*What to do:* Lines containing the word "наименование" are the ones to copy from the records below.

*Data to process:*
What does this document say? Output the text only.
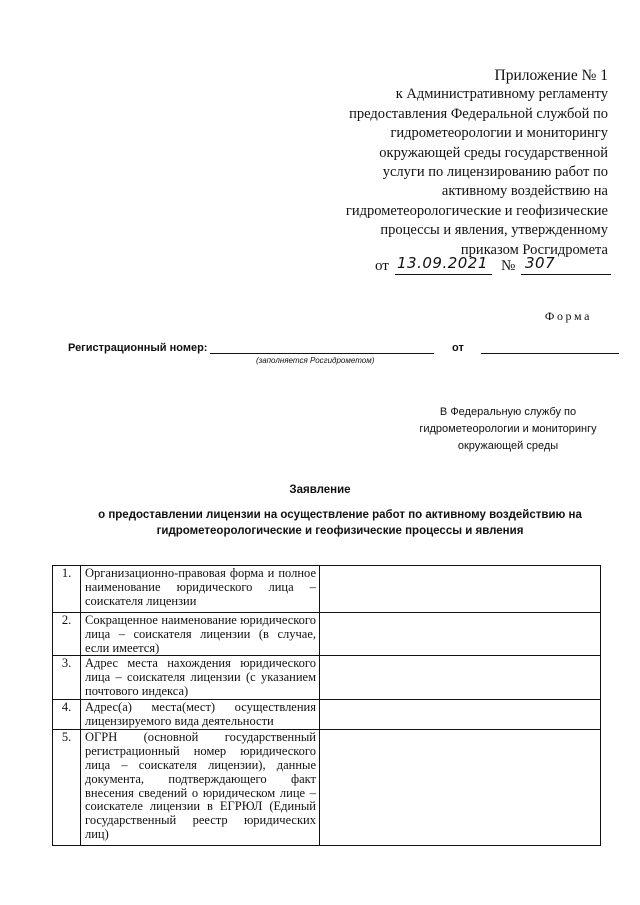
Приложение № 1
к Административному регламенту
предоставления Федеральной службой по
гидрометеорологии и мониторингу
окружающей среды государственной
услуги по лицензированию работ по
активному воздействию на
гидрометеорологические и геофизические
процессы и явления, утвержденному
приказом Росгидромета
от 13.09.2021 № 307
Форма
Регистрационный номер:
(заполняется Росгидрометом)
от
В Федеральную службу по
гидрометеорологии и мониторингу
окружающей среды
Заявление
о предоставлении лицензии на осуществление работ по активному воздействию на гидрометеорологические и геофизические процессы и явления
1.	Организационно-правовая форма и полное наименование юридического лица – соискателя лицензии	
2.	Сокращенное наименование юридического лица – соискателя лицензии (в случае, если имеется)	
3.	Адрес места нахождения юридического лица – соискателя лицензии (с указанием почтового индекса)	
4.	Адрес(а) места(мест) осуществления лицензируемого вида деятельности	
5.	ОГРН (основной государственный регистрационный номер юридического лица – соискателя лицензии), данные документа, подтверждающего факт внесения сведений о юридическом лице – соискателе лицензии в ЕГРЮЛ (Единый государственный реестр юридических лиц)	
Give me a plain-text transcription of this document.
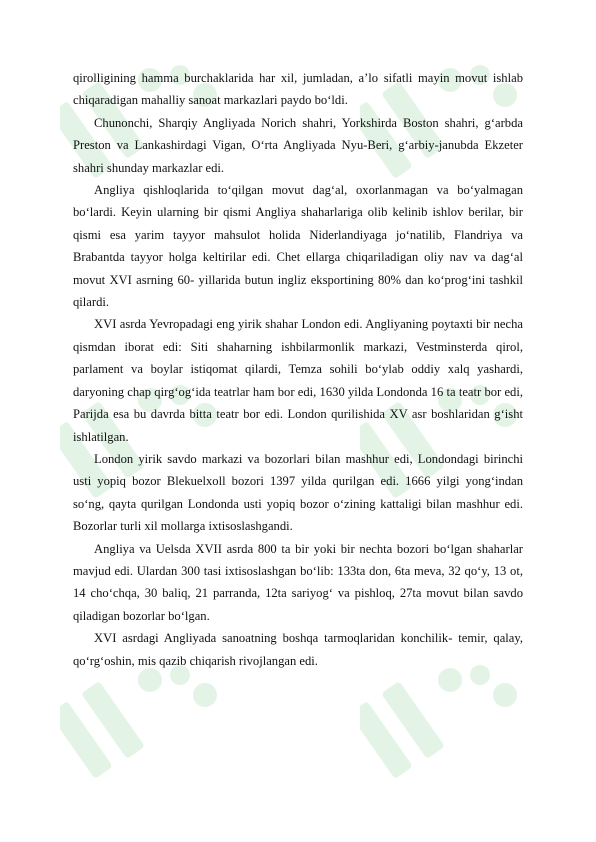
qirolligining hamma burchaklarida har xil, jumladan, a’lo sifatli mayin movut ishlab chiqaradigan mahalliy sanoat markazlari paydo bo‘ldi.

Chunonchi, Sharqiy Angliyada Norich shahri, Yorkshirda Boston shahri, g‘arbda Preston va Lankashirdagi Vigan, O‘rta Angliyada Nyu-Beri, g‘arbiy-janubda Ekzeter shahri shunday markazlar edi.

Angliya qishloqlarida to‘qilgan movut dag‘al, oxorlanmagan va bo‘yalmagan bo‘lardi. Keyin ularning bir qismi Angliya shaharlariga olib kelinib ishlov berilar, bir qismi esa yarim tayyor mahsulot holida Niderlandiyaga jo‘natilib, Flandriya va Brabantda tayyor holga keltirilar edi. Chet ellarga chiqariladigan oliy nav va dag‘al movut XVI asrning 60- yillarida butun ingliz eksportining 80% dan ko‘prog‘ini tashkil qilardi.

XVI asrda Yevropadagi eng yirik shahar London edi. Angliyaning poytaxti bir necha qismdan iborat edi: Siti shaharning ishbilarmonlik markazi, Vestminsterda qirol, parlament va boylar istiqomat qilardi, Temza sohili bo‘ylab oddiy xalq yashardi, daryoning chap qirg‘og‘ida teatrlar ham bor edi, 1630 yilda Londonda 16 ta teatr bor edi, Parijda esa bu davrda bitta teatr bor edi. London qurilishida XV asr boshlaridan g‘isht ishlatilgan.

London yirik savdo markazi va bozorlari bilan mashhur edi, Londondagi birinchi usti yopiq bozor Blekuelxoll bozori 1397 yilda qurilgan edi. 1666 yilgi yong‘indan so‘ng, qayta qurilgan Londonda usti yopiq bozor o‘zining kattaligi bilan mashhur edi. Bozorlar turli xil mollarga ixtisoslashgandi.

Angliya va Uelsda XVII asrda 800 ta bir yoki bir nechta bozori bo‘lgan shaharlar mavjud edi. Ulardan 300 tasi ixtisoslashgan bo‘lib: 133ta don, 6ta meva, 32 qo‘y, 13 ot, 14 cho‘chqa, 30 baliq, 21 parranda, 12ta sariyog‘ va pishloq, 27ta movut bilan savdo qiladigan bozorlar bo‘lgan.

XVI asrdagi Angliyada sanoatning boshqa tarmoqlaridan konchilik- temir, qalay, qo‘rg‘oshin, mis qazib chiqarish rivojlangan edi.
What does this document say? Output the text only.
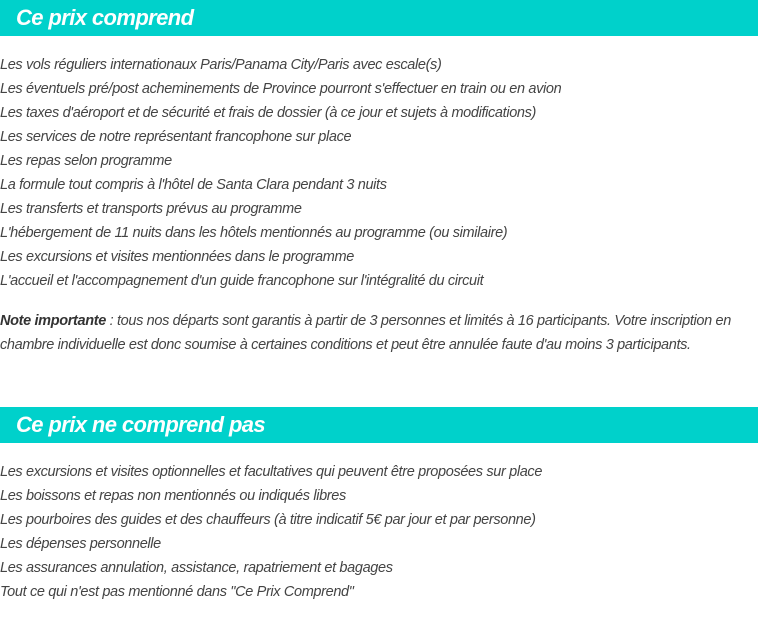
Ce prix comprend
Les vols réguliers internationaux Paris/Panama City/Paris avec escale(s)
Les éventuels pré/post acheminements de Province pourront s'effectuer en train ou en avion
Les taxes d'aéroport et de sécurité et frais de dossier (à ce jour et sujets à modifications)
Les services de notre représentant francophone sur place
Les repas selon programme
La formule tout compris à l'hôtel de Santa Clara pendant 3 nuits
Les transferts et transports prévus au programme
L'hébergement de 11 nuits dans les hôtels mentionnés au programme (ou similaire)
Les excursions et visites mentionnées dans le programme
L'accueil et l'accompagnement d'un guide francophone sur l'intégralité du circuit

Note importante : tous nos départs sont garantis à partir de 3 personnes et limités à 16 participants. Votre inscription en chambre individuelle est donc soumise à certaines conditions et peut être annulée faute d'au moins 3 participants.

Ce prix ne comprend pas
Les excursions et visites optionnelles et facultatives qui peuvent être proposées sur place
Les boissons et repas non mentionnés ou indiqués libres
Les pourboires des guides et des chauffeurs (à titre indicatif 5€ par jour et par personne)
Les dépenses personnelle
Les assurances annulation, assistance, rapatriement et bagages
Tout ce qui n'est pas mentionné dans "Ce Prix Comprend"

*The completed task:*
1.	Организационно-правовая форма и полное наименование юридического лица – соискателя лицензии	
2.	Сокращенное наименование юридического лица – соискателя лицензии (в случае, если имеется)	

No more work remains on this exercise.